▶ Dataset entries
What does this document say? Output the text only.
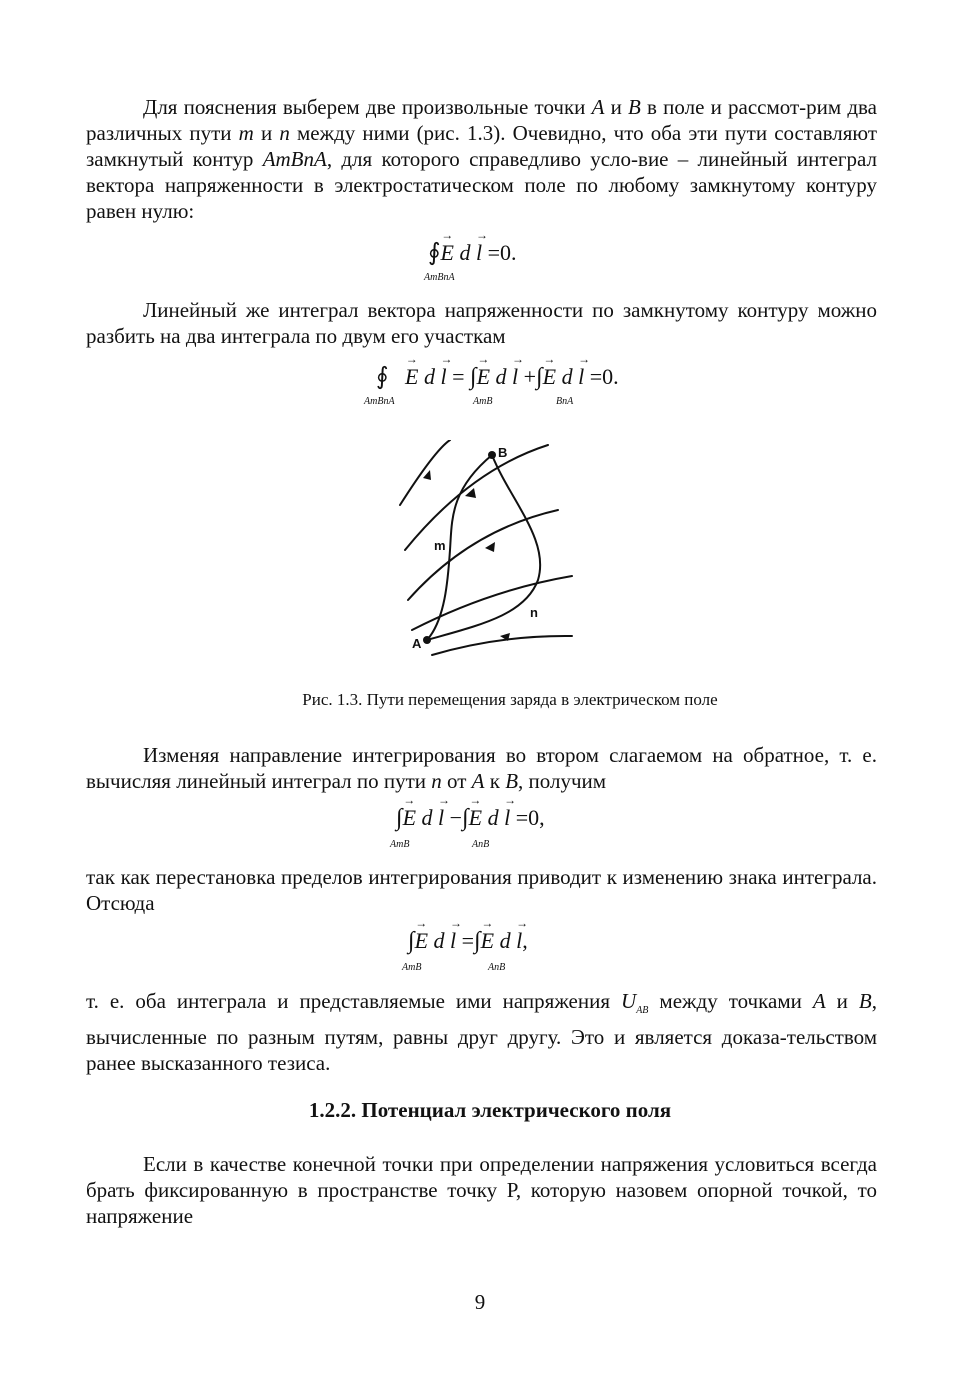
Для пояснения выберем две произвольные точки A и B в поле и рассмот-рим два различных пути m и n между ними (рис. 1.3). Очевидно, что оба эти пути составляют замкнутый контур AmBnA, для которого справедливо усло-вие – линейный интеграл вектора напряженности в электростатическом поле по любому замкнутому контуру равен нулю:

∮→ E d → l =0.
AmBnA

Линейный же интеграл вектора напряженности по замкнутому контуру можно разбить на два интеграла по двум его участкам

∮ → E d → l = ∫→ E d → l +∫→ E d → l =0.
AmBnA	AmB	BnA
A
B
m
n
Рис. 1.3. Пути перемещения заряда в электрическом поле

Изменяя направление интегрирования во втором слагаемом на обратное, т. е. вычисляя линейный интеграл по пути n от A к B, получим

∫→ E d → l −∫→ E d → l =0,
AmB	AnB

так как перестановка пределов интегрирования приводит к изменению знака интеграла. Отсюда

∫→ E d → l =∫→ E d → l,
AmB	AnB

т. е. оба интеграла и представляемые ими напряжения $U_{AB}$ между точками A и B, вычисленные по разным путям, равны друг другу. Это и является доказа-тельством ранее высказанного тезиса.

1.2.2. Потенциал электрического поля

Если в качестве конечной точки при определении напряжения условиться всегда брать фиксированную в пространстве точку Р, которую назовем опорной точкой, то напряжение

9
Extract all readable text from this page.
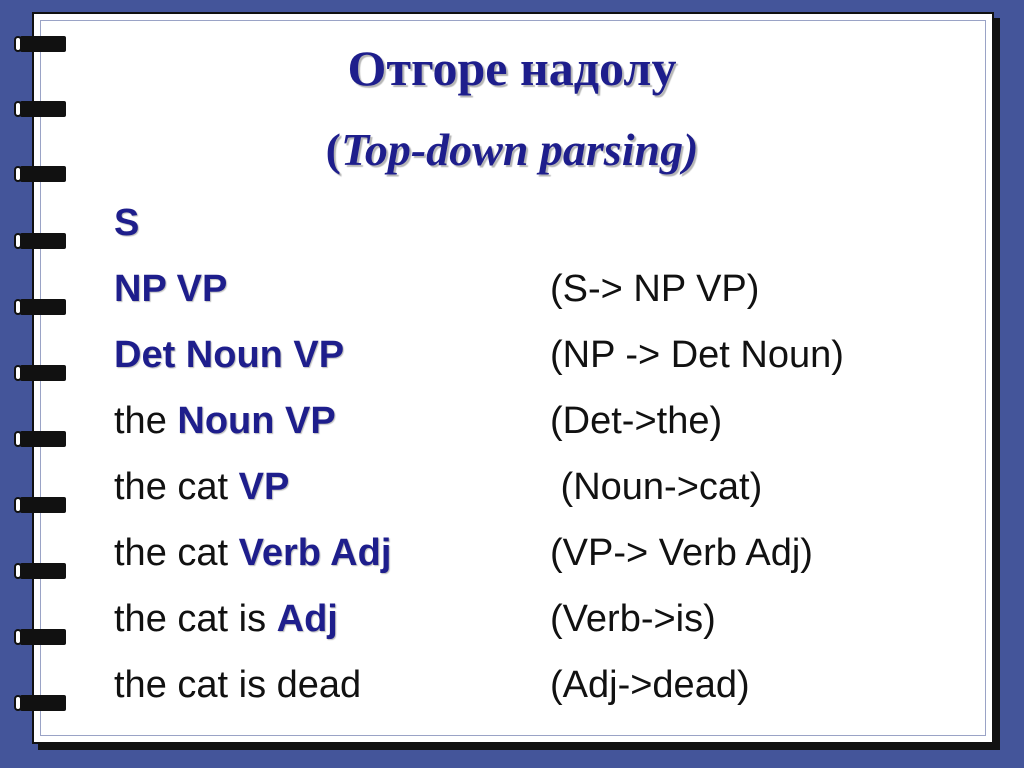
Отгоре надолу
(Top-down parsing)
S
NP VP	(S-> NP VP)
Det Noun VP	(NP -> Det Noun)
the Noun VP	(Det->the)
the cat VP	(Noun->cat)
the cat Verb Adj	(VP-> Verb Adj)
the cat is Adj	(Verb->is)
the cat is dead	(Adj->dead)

▶ Request
Please retype the lines from the one that contains "Extract all readable text from this page." to the final line of the records, both included, exactly as written and without any pictures.

▶ Result below
Extract all readable text from this page.
Отгоре надолу
(Top-down parsing)
S
NP VP	(S-> NP VP)
Det Noun VP	(NP -> Det Noun)
the Noun VP	(Det->the)
the cat VP	(Noun->cat)
the cat Verb Adj	(VP-> Verb Adj)
the cat is Adj	(Verb->is)
the cat is dead	(Adj->dead)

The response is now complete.